[START]
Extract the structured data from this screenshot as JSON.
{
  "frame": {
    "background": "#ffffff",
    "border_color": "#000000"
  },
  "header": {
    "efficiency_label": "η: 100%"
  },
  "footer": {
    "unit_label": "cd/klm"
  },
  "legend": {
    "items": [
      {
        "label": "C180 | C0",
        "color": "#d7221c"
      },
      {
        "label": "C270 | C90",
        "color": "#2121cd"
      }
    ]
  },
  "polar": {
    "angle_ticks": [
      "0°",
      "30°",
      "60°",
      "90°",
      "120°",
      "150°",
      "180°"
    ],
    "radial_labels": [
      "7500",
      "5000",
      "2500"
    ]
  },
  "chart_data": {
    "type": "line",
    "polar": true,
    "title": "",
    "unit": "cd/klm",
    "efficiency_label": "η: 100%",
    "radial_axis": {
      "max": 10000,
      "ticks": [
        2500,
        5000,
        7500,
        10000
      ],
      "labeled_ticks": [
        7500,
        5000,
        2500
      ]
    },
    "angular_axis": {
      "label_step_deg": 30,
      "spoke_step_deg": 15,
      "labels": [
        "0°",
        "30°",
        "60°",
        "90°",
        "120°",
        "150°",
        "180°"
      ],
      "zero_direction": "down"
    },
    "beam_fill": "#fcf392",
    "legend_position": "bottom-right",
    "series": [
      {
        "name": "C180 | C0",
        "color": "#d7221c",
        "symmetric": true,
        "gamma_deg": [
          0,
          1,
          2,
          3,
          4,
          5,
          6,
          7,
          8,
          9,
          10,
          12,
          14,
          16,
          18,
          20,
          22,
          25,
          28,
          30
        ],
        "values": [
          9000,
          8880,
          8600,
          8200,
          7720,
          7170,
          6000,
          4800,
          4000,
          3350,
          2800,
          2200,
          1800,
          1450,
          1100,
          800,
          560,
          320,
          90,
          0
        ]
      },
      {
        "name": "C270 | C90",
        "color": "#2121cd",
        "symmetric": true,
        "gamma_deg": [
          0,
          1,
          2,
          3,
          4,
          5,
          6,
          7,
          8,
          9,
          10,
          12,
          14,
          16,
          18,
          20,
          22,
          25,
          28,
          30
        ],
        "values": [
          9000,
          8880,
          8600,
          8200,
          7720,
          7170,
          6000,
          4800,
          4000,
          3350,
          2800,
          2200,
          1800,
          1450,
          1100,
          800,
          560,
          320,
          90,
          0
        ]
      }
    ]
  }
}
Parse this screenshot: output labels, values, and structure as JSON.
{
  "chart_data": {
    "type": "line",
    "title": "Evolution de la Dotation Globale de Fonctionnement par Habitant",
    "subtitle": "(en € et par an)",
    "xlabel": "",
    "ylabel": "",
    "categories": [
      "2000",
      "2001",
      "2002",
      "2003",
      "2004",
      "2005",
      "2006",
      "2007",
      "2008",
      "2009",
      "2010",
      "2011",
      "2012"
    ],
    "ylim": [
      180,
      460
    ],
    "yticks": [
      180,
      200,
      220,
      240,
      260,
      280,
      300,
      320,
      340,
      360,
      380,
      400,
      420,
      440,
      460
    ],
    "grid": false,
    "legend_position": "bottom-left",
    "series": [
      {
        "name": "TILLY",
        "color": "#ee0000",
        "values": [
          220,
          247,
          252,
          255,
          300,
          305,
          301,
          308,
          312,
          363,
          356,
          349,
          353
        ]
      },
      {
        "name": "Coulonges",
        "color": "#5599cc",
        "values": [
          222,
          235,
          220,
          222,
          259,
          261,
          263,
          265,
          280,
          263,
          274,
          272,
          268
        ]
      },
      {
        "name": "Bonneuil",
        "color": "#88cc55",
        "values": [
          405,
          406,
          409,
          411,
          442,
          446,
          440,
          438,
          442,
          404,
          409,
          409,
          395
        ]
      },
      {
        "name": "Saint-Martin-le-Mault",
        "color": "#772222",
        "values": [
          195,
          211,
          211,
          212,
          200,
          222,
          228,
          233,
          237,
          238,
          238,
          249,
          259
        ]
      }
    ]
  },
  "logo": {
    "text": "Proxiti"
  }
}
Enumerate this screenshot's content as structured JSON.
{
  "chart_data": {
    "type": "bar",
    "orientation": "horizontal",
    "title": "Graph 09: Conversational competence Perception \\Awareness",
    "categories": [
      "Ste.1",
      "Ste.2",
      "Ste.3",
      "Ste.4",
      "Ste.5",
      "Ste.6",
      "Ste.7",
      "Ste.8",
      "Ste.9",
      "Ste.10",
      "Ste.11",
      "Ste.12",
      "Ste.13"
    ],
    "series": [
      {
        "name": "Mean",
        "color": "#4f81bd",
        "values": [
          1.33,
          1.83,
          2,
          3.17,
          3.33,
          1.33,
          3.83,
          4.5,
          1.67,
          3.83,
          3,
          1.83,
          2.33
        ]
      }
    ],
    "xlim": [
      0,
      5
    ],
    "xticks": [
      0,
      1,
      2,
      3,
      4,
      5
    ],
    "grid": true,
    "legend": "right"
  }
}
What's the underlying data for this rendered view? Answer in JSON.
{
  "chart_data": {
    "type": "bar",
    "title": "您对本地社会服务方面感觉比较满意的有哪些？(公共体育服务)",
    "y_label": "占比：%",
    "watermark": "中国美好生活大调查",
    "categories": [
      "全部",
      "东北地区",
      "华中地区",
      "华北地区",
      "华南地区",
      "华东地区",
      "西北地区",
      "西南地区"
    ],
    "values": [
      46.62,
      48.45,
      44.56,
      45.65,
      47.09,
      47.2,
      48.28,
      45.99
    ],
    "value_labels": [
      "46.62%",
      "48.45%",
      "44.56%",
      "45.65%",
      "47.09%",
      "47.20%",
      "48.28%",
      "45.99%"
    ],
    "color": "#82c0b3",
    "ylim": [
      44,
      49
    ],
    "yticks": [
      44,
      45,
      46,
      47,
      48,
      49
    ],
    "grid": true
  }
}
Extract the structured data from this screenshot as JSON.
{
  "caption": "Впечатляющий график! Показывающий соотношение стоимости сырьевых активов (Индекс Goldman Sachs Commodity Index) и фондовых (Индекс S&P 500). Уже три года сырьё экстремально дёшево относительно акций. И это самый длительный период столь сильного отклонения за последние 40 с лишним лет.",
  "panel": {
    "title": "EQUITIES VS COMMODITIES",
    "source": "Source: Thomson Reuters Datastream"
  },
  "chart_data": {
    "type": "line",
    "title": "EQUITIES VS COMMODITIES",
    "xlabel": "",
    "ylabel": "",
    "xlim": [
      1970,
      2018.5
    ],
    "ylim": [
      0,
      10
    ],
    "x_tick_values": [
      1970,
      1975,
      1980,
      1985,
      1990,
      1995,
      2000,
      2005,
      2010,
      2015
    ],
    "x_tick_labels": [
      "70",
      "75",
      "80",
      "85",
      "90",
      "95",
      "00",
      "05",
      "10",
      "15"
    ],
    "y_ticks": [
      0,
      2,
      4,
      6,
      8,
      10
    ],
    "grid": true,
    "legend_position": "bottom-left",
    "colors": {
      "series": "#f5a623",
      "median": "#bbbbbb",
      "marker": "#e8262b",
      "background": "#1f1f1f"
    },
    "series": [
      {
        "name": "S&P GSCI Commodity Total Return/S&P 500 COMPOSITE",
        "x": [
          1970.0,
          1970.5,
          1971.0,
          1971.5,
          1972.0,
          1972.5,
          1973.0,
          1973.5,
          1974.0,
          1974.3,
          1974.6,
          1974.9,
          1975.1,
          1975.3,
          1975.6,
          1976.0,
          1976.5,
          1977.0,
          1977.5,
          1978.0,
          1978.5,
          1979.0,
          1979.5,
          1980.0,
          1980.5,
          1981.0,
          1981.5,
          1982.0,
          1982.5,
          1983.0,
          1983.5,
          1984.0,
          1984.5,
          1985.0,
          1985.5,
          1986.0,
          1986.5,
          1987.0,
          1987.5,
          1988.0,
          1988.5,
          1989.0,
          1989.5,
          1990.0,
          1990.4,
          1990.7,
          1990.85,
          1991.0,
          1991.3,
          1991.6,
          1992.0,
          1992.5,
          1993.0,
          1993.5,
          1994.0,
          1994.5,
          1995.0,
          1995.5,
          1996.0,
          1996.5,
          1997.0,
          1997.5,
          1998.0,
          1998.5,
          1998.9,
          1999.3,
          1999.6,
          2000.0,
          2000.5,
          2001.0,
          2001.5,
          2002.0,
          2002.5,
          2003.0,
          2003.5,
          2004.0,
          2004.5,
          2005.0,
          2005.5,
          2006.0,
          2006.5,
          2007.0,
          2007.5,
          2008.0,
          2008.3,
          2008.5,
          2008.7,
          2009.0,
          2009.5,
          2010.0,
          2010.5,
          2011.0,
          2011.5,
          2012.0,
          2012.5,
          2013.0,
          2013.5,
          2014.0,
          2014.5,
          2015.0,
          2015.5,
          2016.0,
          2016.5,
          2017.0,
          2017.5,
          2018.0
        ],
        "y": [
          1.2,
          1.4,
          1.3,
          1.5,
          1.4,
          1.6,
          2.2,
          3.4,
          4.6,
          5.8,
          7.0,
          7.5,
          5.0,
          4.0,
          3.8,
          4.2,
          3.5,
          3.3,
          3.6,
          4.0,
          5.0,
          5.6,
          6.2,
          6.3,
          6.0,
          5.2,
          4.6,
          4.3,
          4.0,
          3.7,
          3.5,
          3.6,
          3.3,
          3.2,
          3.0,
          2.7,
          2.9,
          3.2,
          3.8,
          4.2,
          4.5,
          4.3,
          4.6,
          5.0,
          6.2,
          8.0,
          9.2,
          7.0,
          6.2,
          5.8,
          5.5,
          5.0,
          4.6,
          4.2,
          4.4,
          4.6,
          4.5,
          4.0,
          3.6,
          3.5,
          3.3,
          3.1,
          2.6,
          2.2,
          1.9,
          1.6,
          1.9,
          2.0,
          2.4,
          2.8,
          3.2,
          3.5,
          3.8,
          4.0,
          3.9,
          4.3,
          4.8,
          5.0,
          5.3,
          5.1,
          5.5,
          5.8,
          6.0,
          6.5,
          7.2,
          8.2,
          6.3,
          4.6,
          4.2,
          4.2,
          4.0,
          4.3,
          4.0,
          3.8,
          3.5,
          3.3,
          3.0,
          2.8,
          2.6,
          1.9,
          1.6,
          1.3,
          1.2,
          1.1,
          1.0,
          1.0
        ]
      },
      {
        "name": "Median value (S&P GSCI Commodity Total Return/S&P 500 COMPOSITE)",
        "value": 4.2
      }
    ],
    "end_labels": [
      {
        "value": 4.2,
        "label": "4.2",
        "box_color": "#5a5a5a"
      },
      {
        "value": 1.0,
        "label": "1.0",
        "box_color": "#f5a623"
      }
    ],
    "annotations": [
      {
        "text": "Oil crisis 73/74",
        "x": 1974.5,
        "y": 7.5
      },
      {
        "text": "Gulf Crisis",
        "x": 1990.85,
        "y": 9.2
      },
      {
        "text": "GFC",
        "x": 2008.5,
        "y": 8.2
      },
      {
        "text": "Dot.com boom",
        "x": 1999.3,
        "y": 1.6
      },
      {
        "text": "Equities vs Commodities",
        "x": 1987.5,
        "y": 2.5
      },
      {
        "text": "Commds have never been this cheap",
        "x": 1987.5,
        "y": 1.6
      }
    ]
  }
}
[END]
Directions for this task:
Sift the material for lines with the string "GSCI". Copy each one found.

Full answer:
        "name": "S&P GSCI Commodity Total Return/S&P 500 COMPOSITE",
        "name": "Median value (S&P GSCI Commodity Total Return/S&P 500 COMPOSITE)",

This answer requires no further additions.